**WHAT YOU HAVE TO DO**
Reproduce each line of the records below unchanged, character for character.

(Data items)
-------------------------

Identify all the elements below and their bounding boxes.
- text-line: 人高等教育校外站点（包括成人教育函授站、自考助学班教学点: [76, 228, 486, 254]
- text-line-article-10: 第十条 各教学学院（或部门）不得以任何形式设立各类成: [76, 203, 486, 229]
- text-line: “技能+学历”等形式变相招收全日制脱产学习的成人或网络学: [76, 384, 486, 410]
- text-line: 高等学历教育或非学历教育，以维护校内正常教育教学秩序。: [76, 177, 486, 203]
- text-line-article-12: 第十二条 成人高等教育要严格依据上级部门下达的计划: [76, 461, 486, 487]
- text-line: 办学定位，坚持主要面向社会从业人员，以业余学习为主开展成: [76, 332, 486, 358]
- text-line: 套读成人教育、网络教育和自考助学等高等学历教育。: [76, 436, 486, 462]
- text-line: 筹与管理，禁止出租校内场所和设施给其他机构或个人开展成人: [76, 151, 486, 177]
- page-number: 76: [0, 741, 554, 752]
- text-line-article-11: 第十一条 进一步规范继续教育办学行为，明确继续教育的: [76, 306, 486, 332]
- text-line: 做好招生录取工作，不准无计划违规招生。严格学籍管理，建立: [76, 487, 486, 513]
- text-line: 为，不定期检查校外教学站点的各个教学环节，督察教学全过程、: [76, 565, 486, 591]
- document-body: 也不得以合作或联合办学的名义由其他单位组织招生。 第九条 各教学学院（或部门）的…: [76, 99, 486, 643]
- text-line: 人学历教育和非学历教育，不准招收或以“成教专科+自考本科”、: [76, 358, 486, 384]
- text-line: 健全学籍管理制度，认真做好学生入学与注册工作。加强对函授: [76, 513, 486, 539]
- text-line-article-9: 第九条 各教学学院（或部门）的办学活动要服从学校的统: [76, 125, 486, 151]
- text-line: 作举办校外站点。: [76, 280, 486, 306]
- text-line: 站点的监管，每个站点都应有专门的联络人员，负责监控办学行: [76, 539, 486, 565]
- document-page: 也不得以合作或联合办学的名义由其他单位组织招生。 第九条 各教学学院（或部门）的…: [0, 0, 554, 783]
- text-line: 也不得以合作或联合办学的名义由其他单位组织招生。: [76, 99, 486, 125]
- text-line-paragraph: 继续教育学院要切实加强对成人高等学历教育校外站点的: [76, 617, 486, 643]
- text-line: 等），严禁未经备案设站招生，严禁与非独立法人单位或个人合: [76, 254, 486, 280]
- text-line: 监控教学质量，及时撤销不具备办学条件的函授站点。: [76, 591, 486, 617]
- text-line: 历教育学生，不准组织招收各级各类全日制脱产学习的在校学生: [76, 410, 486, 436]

-------------------------

**RESULT OF THE EXERCISE**
Identify all the elements below and their bounding boxes.
- text-line: 人高等教育校外站点（包括成人教育函授站、自考助学班教学点: [76, 228, 486, 254]
- text-line-article-10: 第十条 各教学学院（或部门）不得以任何形式设立各类成: [76, 203, 486, 229]
- text-line: “技能+学历”等形式变相招收全日制脱产学习的成人或网络学: [76, 384, 486, 410]
- text-line: 高等学历教育或非学历教育，以维护校内正常教育教学秩序。: [76, 177, 486, 203]
- text-line-article-12: 第十二条 成人高等教育要严格依据上级部门下达的计划: [76, 461, 486, 487]
- text-line: 办学定位，坚持主要面向社会从业人员，以业余学习为主开展成: [76, 332, 486, 358]
- text-line: 套读成人教育、网络教育和自考助学等高等学历教育。: [76, 436, 486, 462]
- text-line: 筹与管理，禁止出租校内场所和设施给其他机构或个人开展成人: [76, 151, 486, 177]
- page-number: 76: [0, 741, 554, 752]
- text-line-article-11: 第十一条 进一步规范继续教育办学行为，明确继续教育的: [76, 306, 486, 332]
- text-line: 做好招生录取工作，不准无计划违规招生。严格学籍管理，建立: [76, 487, 486, 513]
- text-line: 为，不定期检查校外教学站点的各个教学环节，督察教学全过程、: [76, 565, 486, 591]
- document-body: 也不得以合作或联合办学的名义由其他单位组织招生。 第九条 各教学学院（或部门）的…: [76, 99, 486, 643]
- text-line: 人学历教育和非学历教育，不准招收或以“成教专科+自考本科”、: [76, 358, 486, 384]
- text-line: 健全学籍管理制度，认真做好学生入学与注册工作。加强对函授: [76, 513, 486, 539]
- text-line-article-9: 第九条 各教学学院（或部门）的办学活动要服从学校的统: [76, 125, 486, 151]
- text-line: 作举办校外站点。: [76, 280, 486, 306]
- text-line: 站点的监管，每个站点都应有专门的联络人员，负责监控办学行: [76, 539, 486, 565]
- document-page: 也不得以合作或联合办学的名义由其他单位组织招生。 第九条 各教学学院（或部门）的…: [0, 0, 554, 783]
- text-line: 也不得以合作或联合办学的名义由其他单位组织招生。: [76, 99, 486, 125]
- text-line-paragraph: 继续教育学院要切实加强对成人高等学历教育校外站点的: [76, 617, 486, 643]
- text-line: 等），严禁未经备案设站招生，严禁与非独立法人单位或个人合: [76, 254, 486, 280]
- text-line: 监控教学质量，及时撤销不具备办学条件的函授站点。: [76, 591, 486, 617]
- text-line: 历教育学生，不准组织招收各级各类全日制脱产学习的在校学生: [76, 410, 486, 436]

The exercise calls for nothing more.